→ **Problem to solve**
Copy out the records below word for word, from the line with "Decompose this screenshot" up to and including the line with "636, 1112, 643]".

:: Entries provided

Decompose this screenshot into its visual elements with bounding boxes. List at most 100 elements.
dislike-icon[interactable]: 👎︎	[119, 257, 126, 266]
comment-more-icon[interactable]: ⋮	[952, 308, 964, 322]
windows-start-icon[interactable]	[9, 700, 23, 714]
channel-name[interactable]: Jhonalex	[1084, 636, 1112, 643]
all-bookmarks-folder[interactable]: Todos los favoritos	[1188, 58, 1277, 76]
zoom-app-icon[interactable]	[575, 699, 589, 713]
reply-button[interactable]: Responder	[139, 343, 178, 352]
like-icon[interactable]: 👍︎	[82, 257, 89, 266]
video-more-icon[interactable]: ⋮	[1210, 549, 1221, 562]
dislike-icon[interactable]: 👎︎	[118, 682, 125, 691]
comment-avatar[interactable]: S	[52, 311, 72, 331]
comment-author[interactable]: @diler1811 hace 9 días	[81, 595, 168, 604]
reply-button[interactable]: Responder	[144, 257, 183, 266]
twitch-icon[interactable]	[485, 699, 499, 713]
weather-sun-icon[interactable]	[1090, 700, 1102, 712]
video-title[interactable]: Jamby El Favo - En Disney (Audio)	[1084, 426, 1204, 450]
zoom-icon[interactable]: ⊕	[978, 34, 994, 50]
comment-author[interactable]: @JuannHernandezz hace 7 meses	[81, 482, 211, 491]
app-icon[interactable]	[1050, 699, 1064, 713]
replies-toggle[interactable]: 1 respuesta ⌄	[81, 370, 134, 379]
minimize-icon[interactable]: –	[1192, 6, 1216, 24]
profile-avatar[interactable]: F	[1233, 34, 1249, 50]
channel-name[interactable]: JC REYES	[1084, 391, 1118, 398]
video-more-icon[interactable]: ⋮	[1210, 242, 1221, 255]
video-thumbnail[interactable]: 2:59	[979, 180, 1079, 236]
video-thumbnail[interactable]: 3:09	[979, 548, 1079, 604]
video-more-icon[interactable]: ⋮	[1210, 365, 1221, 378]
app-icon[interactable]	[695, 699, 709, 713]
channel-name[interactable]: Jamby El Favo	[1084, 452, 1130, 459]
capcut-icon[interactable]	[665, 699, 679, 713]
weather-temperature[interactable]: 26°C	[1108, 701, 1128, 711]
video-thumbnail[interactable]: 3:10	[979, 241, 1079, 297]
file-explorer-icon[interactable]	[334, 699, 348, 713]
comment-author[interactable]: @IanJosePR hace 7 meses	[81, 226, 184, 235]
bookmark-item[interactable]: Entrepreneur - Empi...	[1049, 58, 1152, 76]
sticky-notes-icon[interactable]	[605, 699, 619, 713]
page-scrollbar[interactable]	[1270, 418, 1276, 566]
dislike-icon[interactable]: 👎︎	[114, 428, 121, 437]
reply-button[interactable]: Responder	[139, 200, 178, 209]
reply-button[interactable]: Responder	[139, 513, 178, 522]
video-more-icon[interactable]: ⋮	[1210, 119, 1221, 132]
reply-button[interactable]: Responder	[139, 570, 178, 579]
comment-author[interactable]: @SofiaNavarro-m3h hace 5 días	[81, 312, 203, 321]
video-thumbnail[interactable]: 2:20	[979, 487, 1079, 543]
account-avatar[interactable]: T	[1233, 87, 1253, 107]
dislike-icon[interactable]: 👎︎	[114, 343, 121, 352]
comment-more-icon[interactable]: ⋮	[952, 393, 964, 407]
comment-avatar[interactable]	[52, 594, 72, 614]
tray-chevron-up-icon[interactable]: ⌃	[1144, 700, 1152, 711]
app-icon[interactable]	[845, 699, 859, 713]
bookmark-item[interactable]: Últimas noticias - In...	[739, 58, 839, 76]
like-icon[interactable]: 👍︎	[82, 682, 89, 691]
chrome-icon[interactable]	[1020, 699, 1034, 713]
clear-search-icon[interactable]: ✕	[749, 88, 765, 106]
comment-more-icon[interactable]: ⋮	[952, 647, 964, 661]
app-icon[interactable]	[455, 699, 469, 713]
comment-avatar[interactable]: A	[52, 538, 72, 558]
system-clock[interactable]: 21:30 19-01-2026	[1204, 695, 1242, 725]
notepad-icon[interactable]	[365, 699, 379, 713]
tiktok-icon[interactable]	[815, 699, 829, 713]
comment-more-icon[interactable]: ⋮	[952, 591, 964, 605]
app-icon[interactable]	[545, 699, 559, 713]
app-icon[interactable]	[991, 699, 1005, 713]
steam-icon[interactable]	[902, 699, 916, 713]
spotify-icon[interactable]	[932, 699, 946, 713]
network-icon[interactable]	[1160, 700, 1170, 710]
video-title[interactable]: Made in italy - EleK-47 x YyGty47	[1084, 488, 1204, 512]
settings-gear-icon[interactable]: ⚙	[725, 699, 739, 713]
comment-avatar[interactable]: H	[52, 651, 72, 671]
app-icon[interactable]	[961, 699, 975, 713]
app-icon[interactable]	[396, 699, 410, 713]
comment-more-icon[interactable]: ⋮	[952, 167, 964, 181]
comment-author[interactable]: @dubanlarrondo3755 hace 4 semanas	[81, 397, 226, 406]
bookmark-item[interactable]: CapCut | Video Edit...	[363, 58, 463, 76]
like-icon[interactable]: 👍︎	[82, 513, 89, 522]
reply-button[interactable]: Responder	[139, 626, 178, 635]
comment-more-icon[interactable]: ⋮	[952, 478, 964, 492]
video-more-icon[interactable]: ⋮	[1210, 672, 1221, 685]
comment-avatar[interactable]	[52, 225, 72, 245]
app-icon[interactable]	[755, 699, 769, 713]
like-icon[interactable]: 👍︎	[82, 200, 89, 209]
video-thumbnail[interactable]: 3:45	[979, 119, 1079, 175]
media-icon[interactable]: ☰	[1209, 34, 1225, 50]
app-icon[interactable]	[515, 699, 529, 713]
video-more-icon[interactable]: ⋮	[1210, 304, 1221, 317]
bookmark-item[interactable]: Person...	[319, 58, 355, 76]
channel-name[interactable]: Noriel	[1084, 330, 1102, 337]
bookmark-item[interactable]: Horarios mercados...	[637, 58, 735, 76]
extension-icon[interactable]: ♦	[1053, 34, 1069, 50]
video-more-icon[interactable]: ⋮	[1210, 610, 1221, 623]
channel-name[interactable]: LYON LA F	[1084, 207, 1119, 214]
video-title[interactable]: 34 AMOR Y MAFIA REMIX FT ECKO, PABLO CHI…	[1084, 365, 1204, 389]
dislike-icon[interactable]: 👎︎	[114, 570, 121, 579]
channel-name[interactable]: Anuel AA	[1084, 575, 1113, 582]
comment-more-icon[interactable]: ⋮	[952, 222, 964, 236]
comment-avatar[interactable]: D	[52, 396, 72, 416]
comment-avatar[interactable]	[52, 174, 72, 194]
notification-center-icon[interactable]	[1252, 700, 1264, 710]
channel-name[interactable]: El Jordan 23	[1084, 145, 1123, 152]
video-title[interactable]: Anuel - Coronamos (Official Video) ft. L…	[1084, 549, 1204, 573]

::::
:: Entries provided

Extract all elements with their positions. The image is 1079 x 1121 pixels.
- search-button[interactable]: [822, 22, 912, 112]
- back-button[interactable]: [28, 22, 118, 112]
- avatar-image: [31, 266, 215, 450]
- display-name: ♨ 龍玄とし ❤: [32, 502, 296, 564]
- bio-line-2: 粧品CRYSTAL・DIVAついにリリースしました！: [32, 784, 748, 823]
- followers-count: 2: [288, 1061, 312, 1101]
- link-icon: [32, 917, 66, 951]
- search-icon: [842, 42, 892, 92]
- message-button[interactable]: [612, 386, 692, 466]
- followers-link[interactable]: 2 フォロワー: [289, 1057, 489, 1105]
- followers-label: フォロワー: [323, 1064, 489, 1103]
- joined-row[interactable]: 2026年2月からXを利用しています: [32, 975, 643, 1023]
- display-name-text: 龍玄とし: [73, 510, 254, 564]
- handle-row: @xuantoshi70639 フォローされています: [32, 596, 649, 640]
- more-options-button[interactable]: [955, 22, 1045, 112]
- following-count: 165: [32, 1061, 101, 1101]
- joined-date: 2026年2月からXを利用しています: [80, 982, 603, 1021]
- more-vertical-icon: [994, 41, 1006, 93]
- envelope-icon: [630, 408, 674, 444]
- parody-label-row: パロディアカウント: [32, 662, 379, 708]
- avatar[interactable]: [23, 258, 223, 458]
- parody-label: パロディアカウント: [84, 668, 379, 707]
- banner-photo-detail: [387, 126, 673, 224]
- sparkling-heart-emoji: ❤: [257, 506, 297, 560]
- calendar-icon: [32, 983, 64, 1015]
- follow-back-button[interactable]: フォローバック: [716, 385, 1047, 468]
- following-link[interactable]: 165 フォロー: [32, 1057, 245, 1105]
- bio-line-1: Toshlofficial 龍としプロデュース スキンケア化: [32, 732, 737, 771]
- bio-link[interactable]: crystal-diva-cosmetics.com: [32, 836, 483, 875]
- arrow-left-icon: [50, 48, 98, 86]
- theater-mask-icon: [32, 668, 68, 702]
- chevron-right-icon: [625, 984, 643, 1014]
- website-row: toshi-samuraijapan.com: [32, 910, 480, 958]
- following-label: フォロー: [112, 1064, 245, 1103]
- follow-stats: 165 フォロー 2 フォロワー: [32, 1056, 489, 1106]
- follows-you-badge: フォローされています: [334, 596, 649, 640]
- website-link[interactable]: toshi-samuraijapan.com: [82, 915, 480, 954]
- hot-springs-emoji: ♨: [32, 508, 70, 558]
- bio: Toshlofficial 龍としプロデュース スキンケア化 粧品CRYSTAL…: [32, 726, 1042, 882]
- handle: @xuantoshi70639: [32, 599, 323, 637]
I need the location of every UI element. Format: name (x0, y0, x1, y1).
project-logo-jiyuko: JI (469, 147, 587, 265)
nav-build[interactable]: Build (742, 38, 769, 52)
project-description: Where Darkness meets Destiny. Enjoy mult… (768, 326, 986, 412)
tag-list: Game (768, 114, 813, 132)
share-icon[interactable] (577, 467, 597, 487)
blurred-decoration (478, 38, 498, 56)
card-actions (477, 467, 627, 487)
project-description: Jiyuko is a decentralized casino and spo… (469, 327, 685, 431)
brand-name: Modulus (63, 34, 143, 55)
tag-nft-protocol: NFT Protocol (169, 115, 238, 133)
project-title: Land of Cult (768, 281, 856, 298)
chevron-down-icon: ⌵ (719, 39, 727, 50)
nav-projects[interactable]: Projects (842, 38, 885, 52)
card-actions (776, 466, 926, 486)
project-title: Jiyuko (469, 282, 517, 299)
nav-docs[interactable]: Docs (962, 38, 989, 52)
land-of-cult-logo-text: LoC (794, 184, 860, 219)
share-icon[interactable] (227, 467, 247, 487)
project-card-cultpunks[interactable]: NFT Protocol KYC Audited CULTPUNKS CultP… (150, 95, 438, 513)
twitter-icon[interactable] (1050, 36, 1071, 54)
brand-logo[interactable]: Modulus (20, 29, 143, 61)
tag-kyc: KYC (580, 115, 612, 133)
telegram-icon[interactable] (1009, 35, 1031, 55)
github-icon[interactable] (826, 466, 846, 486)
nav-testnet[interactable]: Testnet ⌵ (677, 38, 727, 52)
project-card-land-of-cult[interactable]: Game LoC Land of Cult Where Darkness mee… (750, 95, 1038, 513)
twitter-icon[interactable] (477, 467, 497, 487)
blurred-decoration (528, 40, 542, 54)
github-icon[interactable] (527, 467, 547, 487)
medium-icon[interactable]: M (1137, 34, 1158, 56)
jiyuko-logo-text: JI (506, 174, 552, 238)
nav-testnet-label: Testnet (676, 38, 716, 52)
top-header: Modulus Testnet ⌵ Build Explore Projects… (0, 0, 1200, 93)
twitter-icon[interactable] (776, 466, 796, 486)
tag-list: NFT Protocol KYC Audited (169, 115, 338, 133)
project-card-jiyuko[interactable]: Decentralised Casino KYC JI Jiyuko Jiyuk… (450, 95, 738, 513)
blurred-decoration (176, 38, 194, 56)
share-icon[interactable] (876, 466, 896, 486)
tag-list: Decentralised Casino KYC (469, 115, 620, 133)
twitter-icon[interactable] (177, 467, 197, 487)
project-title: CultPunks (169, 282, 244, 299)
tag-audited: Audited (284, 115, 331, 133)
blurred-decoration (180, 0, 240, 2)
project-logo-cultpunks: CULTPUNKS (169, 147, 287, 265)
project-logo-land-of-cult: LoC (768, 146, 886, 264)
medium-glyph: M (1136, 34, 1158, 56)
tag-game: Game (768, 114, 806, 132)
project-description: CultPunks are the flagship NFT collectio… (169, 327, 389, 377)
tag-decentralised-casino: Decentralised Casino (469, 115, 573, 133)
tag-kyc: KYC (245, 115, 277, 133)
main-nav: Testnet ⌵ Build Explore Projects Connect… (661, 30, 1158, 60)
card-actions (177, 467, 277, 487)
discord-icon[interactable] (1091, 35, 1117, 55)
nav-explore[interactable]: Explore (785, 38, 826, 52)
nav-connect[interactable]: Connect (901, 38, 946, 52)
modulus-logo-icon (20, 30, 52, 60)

::::
:: Entries provided

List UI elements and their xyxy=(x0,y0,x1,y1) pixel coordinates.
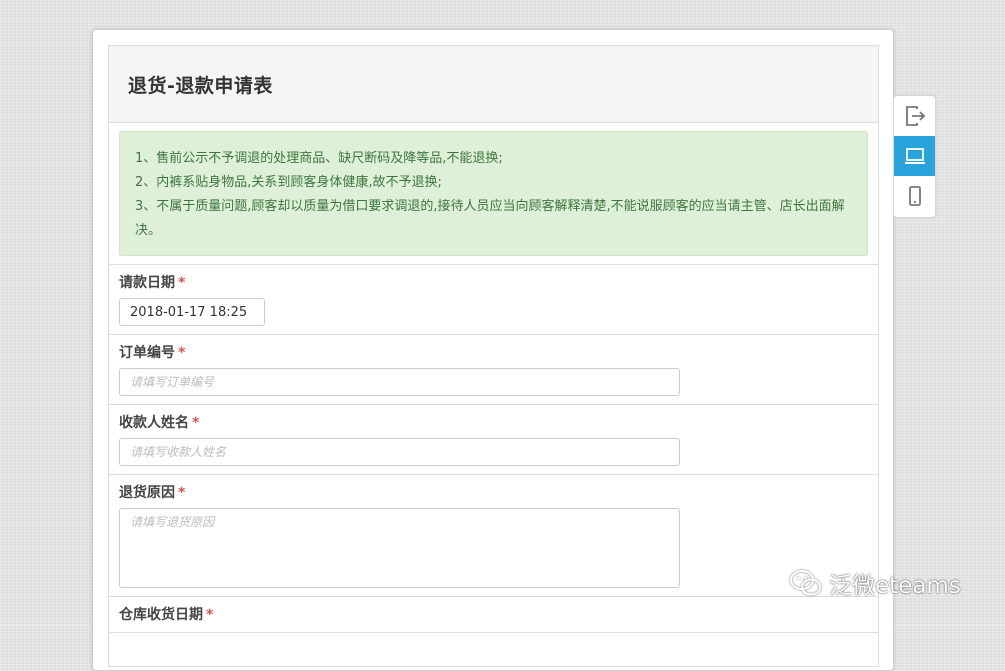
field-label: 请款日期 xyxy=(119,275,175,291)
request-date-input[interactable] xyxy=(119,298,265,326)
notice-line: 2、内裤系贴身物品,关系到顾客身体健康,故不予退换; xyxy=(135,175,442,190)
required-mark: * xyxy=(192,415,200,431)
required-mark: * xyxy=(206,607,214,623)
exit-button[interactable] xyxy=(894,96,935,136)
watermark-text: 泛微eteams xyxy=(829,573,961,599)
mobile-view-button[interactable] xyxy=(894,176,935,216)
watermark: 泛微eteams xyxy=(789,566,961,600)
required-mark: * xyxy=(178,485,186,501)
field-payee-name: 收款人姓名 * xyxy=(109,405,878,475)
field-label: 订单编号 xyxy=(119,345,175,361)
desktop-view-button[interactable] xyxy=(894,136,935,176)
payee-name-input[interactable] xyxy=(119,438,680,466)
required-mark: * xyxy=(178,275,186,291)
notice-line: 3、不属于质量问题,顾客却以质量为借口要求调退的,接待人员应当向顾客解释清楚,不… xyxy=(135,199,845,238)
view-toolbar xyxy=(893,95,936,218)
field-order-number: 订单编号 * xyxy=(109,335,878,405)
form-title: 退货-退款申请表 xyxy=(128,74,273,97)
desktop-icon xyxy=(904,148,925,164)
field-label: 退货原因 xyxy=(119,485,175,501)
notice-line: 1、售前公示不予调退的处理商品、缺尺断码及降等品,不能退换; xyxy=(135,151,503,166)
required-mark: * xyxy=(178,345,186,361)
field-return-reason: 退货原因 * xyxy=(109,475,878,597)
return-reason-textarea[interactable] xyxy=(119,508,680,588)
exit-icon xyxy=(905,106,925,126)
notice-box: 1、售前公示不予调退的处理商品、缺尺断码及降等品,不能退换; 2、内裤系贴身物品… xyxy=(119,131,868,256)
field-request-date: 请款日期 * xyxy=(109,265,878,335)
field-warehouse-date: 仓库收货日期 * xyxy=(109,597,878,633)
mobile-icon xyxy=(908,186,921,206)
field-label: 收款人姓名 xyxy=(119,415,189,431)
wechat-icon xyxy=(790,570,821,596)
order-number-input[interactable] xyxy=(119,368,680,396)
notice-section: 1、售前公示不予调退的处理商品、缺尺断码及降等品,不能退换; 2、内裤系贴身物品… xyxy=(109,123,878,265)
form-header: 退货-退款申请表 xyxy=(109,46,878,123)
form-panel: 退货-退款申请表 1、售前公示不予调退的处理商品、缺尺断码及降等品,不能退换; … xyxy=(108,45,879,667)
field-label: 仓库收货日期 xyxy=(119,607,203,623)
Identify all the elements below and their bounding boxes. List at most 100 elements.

::::

→ **The solution**
Decompose this screenshot into its visual elements with bounding boxes. List at most 100 elements.
dislike-icon[interactable]: 👎︎	[119, 257, 126, 266]
comment-more-icon[interactable]: ⋮	[952, 308, 964, 322]
windows-start-icon[interactable]	[9, 700, 23, 714]
channel-name[interactable]: Jhonalex	[1084, 636, 1112, 643]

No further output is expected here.